INSTRUCTIONS FOR THE TASK. Quote all lines below exactly. Images stay out.

THE RECORDS.
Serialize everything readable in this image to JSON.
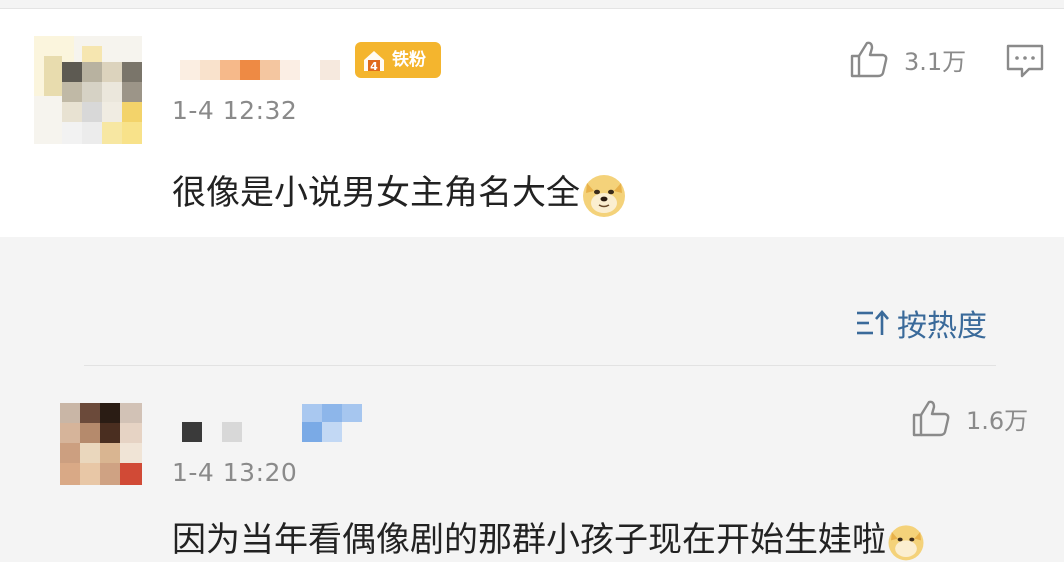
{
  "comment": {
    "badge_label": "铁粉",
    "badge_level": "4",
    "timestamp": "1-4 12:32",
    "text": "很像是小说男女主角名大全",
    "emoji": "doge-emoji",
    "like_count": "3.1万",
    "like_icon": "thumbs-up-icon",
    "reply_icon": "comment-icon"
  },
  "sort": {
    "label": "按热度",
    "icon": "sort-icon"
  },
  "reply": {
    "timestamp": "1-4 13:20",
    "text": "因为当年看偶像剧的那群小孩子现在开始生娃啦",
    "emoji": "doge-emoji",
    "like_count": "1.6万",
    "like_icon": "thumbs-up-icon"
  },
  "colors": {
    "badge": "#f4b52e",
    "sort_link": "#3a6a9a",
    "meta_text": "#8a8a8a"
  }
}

WORKED SOLUTION.
Serialize everything readable in this image to JSON.
{
  "comment": {
    "badge_label": "铁粉",
    "badge_level": "4",
    "timestamp": "1-4 12:32",
    "text": "很像是小说男女主角名大全",
    "emoji": "doge-emoji",
    "like_count": "3.1万",
    "like_icon": "thumbs-up-icon",
    "reply_icon": "comment-icon"
  },
  "sort": {
    "label": "按热度",
    "icon": "sort-icon"
  },
  "reply": {
    "timestamp": "1-4 13:20",
    "text": "因为当年看偶像剧的那群小孩子现在开始生娃啦",
    "emoji": "doge-emoji",
    "like_count": "1.6万",
    "like_icon": "thumbs-up-icon"
  },
  "colors": {
    "badge": "#f4b52e",
    "sort_link": "#3a6a9a",
    "meta_text": "#8a8a8a"
  }
}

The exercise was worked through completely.